| Provided data |
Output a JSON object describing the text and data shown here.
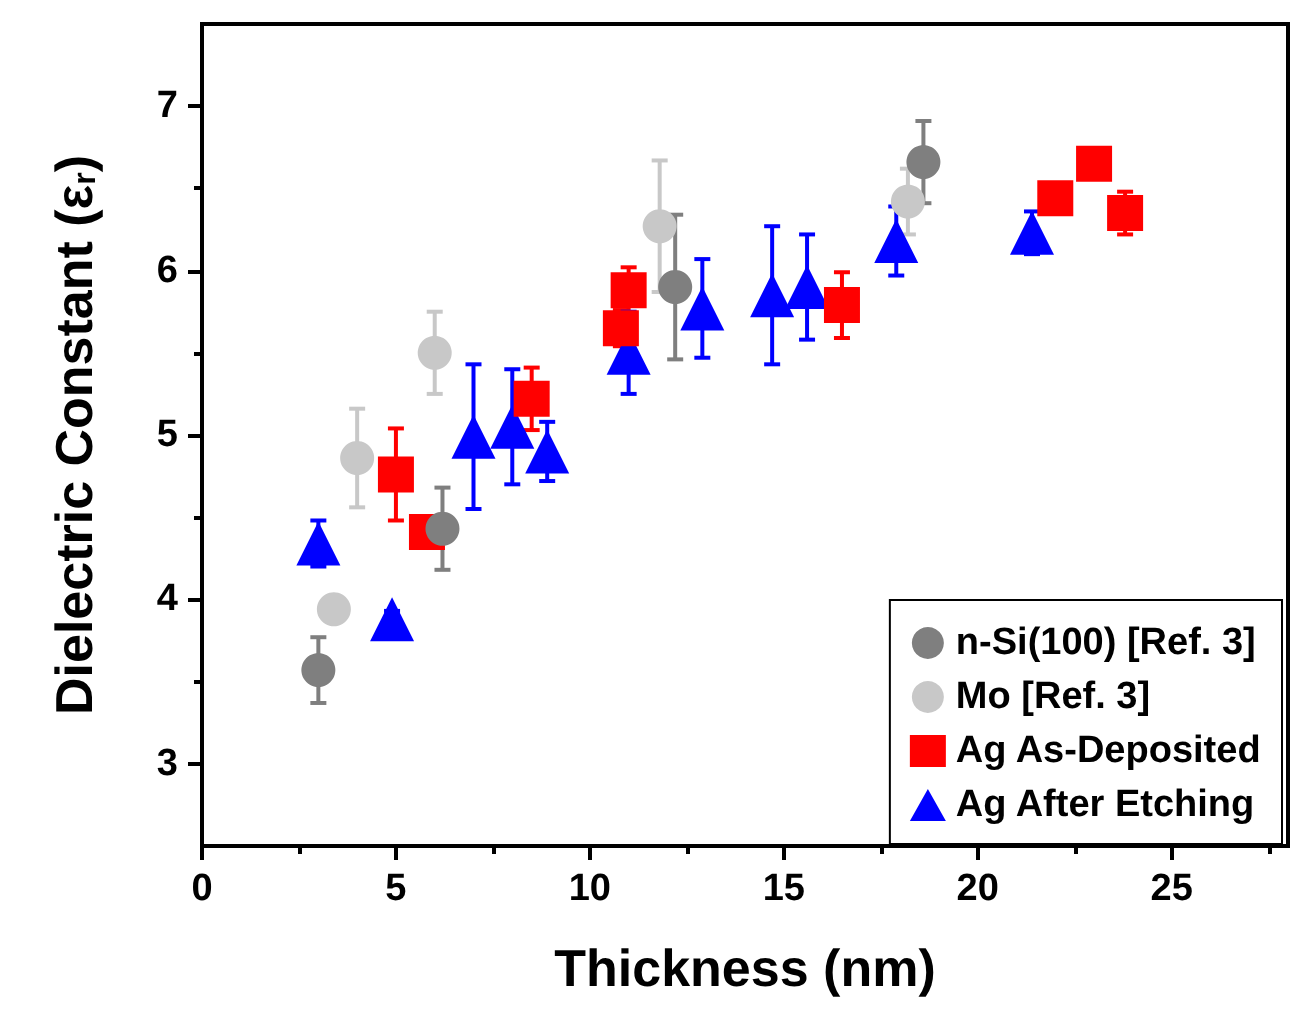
{
  "chart_data": {
    "type": "scatter",
    "xlabel": "Thickness (nm)",
    "ylabel": "Dielectric Constant (ε$_{r}$)",
    "xlim": [
      0,
      28
    ],
    "xticks": [
      0,
      5,
      10,
      15,
      20,
      25
    ],
    "ylim": [
      2.5,
      7.5
    ],
    "yticks": [
      3,
      4,
      5,
      6,
      7
    ],
    "legend": "bottom right",
    "grid": false,
    "series": [
      {
        "name": "n-Si(100) [Ref. 3]",
        "color": "#7f7f7f",
        "marker": "circle",
        "x": [
          3.0,
          6.2,
          12.2,
          18.6
        ],
        "values": [
          3.57,
          4.43,
          5.9,
          6.66
        ],
        "errors": [
          0.2,
          0.25,
          0.44,
          0.25
        ]
      },
      {
        "name": "Mo [Ref. 3]",
        "color": "#c8c8c8",
        "marker": "circle",
        "x": [
          3.4,
          4.0,
          6.0,
          11.8,
          18.2
        ],
        "values": [
          3.94,
          4.86,
          5.5,
          6.27,
          6.42
        ],
        "errors": [
          null,
          0.3,
          0.25,
          0.4,
          0.2
        ]
      },
      {
        "name": "Ag As-Deposited",
        "color": "#ff0000",
        "marker": "square",
        "x": [
          5.0,
          5.8,
          8.5,
          10.8,
          11.0,
          16.5,
          22.0,
          23.0,
          23.8
        ],
        "values": [
          4.76,
          4.41,
          5.22,
          5.65,
          5.88,
          5.79,
          6.44,
          6.65,
          6.35
        ],
        "errors": [
          0.28,
          0.07,
          0.19,
          0.11,
          0.14,
          0.2,
          0.05,
          0.05,
          0.13
        ]
      },
      {
        "name": "Ag After Etching",
        "color": "#0000ff",
        "marker": "triangle",
        "x": [
          3.0,
          4.9,
          7.0,
          8.0,
          8.9,
          11.0,
          12.9,
          14.7,
          15.6,
          17.9,
          21.4
        ],
        "values": [
          4.34,
          3.88,
          4.99,
          5.05,
          4.9,
          5.5,
          5.77,
          5.85,
          5.9,
          6.18,
          6.23
        ],
        "errors": [
          0.14,
          0.05,
          0.44,
          0.35,
          0.18,
          0.25,
          0.3,
          0.42,
          0.32,
          0.21,
          0.13
        ]
      }
    ]
  }
}
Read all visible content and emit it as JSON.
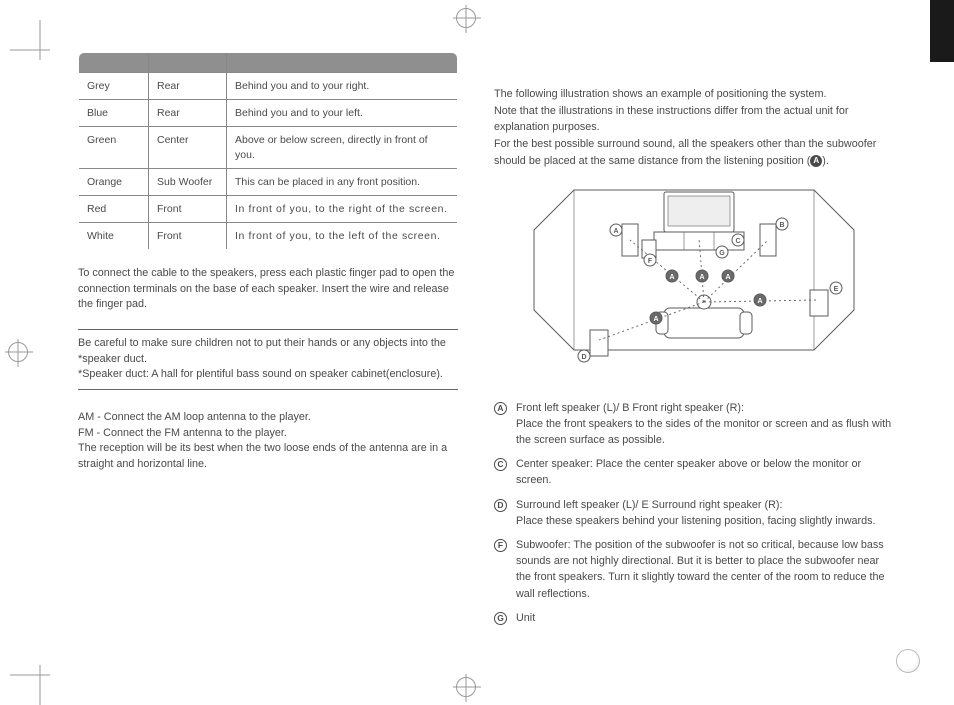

| Exercise requirements |
Filter the records down to the lines that contain the string "color", and copy those lines.

| Solution below |
        "color": "#7f7f7f",
        "color": "#c8c8c8",
        "color": "#ff0000",
        "color": "#0000ff",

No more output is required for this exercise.